[Begin Supplied records]

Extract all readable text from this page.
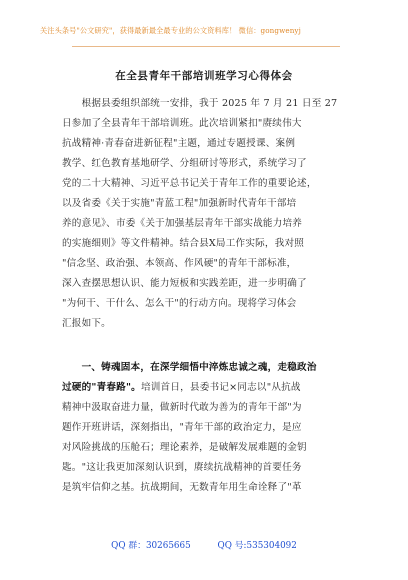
关注头条号"公文研究"，获得最新最全最专业的公文资料库！ 微信：gongwenyj
在全县青年干部培训班学习心得体会
　　根据县委组织部统一安排，我于 2025 年 7 月 21 日至 27
日参加了全县青年干部培训班。此次培训紧扣"赓续伟大
抗战精神·青春奋进新征程"主题，通过专题授课、案例
教学、红色教育基地研学、分组研讨等形式，系统学习了
党的二十大精神、习近平总书记关于青年工作的重要论述，
以及省委《关于实施"青蓝工程"加强新时代青年干部培
养的意见》、市委《关于加强基层青年干部实战能力培养
的实施细则》等文件精神。结合县X局工作实际，我对照
"信念坚、政治强、本领高、作风硬"的青年干部标准，
深入查摆思想认识、能力短板和实践差距，进一步明确了
"为何干、干什么、怎么干"的行动方向。现将学习体会
汇报如下。
　　一、铸魂固本，在深学细悟中淬炼忠诚之魂，走稳政治
过硬的"青春路"。培训首日，县委书记×同志以"从抗战
精神中汲取奋进力量，做新时代敢为善为的青年干部"为
题作开班讲话，深刻指出，"青年干部的政治定力，是应
对风险挑战的压舱石；理论素养，是破解发展难题的金钥
匙。"这让我更加深刻认识到，赓续抗战精神的首要任务
是筑牢信仰之基。抗战期间，无数青年用生命诠释了"革
QQ 群：30265665	QQ 号:535304092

[End Supplied records]

**Exercise task:**
Write out the full set of lines verbatim, without the pictures.

**Task response:**
Extract all readable text from this page.
关注头条号"公文研究"，获得最新最全最专业的公文资料库！ 微信：gongwenyj
在全县青年干部培训班学习心得体会
　　根据县委组织部统一安排，我于 2025 年 7 月 21 日至 27
日参加了全县青年干部培训班。此次培训紧扣"赓续伟大
抗战精神·青春奋进新征程"主题，通过专题授课、案例
教学、红色教育基地研学、分组研讨等形式，系统学习了
党的二十大精神、习近平总书记关于青年工作的重要论述，
以及省委《关于实施"青蓝工程"加强新时代青年干部培
养的意见》、市委《关于加强基层青年干部实战能力培养
的实施细则》等文件精神。结合县X局工作实际，我对照
"信念坚、政治强、本领高、作风硬"的青年干部标准，
深入查摆思想认识、能力短板和实践差距，进一步明确了
"为何干、干什么、怎么干"的行动方向。现将学习体会
汇报如下。
　　一、铸魂固本，在深学细悟中淬炼忠诚之魂，走稳政治
过硬的"青春路"。培训首日，县委书记×同志以"从抗战
精神中汲取奋进力量，做新时代敢为善为的青年干部"为
题作开班讲话，深刻指出，"青年干部的政治定力，是应
对风险挑战的压舱石；理论素养，是破解发展难题的金钥
匙。"这让我更加深刻认识到，赓续抗战精神的首要任务
是筑牢信仰之基。抗战期间，无数青年用生命诠释了"革
QQ 群：30265665	QQ 号:535304092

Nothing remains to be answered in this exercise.